# [WHAT TO DO]
Print the entries below word for word; the pictures stay out of your copy.
%%
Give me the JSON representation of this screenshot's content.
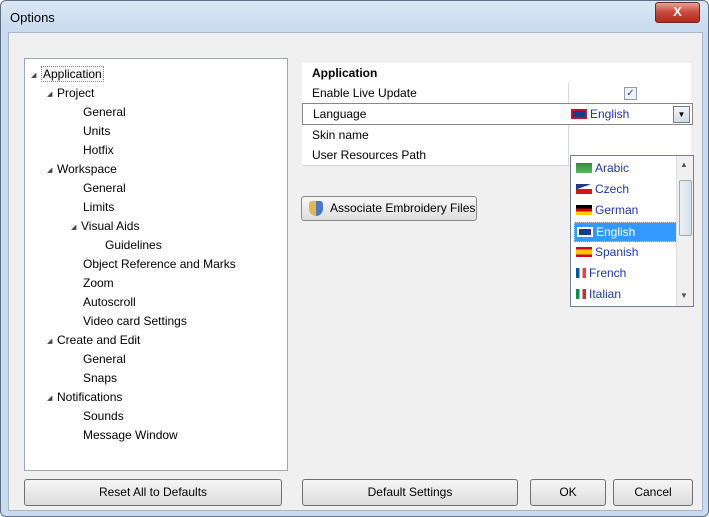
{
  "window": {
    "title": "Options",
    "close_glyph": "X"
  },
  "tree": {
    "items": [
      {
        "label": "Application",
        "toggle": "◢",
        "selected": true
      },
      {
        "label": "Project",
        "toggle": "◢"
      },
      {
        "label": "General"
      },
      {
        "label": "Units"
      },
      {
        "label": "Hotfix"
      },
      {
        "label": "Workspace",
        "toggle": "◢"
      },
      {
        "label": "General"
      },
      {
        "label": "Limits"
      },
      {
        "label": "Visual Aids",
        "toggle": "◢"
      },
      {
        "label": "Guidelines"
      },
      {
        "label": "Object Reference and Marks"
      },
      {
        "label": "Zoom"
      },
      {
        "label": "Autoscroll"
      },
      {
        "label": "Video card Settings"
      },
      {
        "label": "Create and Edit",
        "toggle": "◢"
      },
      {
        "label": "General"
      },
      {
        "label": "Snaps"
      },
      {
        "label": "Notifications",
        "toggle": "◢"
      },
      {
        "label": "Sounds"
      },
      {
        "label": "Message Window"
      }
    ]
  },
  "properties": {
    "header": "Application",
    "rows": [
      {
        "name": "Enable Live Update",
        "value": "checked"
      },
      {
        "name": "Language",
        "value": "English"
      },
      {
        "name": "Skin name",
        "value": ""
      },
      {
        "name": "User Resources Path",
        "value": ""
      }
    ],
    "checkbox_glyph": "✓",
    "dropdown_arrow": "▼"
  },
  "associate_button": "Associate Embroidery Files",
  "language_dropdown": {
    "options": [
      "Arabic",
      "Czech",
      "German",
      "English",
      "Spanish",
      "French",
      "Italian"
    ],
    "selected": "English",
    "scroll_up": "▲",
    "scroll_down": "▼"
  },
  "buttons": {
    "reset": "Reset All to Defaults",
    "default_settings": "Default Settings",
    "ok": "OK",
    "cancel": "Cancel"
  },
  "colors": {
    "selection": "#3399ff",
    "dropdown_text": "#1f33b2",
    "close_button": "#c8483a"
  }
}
%%
# [SOLVED EXERCISE]
Give me the JSON representation of this screenshot's content.
{
  "window": {
    "title": "Options",
    "close_glyph": "X"
  },
  "tree": {
    "items": [
      {
        "label": "Application",
        "toggle": "◢",
        "selected": true
      },
      {
        "label": "Project",
        "toggle": "◢"
      },
      {
        "label": "General"
      },
      {
        "label": "Units"
      },
      {
        "label": "Hotfix"
      },
      {
        "label": "Workspace",
        "toggle": "◢"
      },
      {
        "label": "General"
      },
      {
        "label": "Limits"
      },
      {
        "label": "Visual Aids",
        "toggle": "◢"
      },
      {
        "label": "Guidelines"
      },
      {
        "label": "Object Reference and Marks"
      },
      {
        "label": "Zoom"
      },
      {
        "label": "Autoscroll"
      },
      {
        "label": "Video card Settings"
      },
      {
        "label": "Create and Edit",
        "toggle": "◢"
      },
      {
        "label": "General"
      },
      {
        "label": "Snaps"
      },
      {
        "label": "Notifications",
        "toggle": "◢"
      },
      {
        "label": "Sounds"
      },
      {
        "label": "Message Window"
      }
    ]
  },
  "properties": {
    "header": "Application",
    "rows": [
      {
        "name": "Enable Live Update",
        "value": "checked"
      },
      {
        "name": "Language",
        "value": "English"
      },
      {
        "name": "Skin name",
        "value": ""
      },
      {
        "name": "User Resources Path",
        "value": ""
      }
    ],
    "checkbox_glyph": "✓",
    "dropdown_arrow": "▼"
  },
  "associate_button": "Associate Embroidery Files",
  "language_dropdown": {
    "options": [
      "Arabic",
      "Czech",
      "German",
      "English",
      "Spanish",
      "French",
      "Italian"
    ],
    "selected": "English",
    "scroll_up": "▲",
    "scroll_down": "▼"
  },
  "buttons": {
    "reset": "Reset All to Defaults",
    "default_settings": "Default Settings",
    "ok": "OK",
    "cancel": "Cancel"
  },
  "colors": {
    "selection": "#3399ff",
    "dropdown_text": "#1f33b2",
    "close_button": "#c8483a"
  }
}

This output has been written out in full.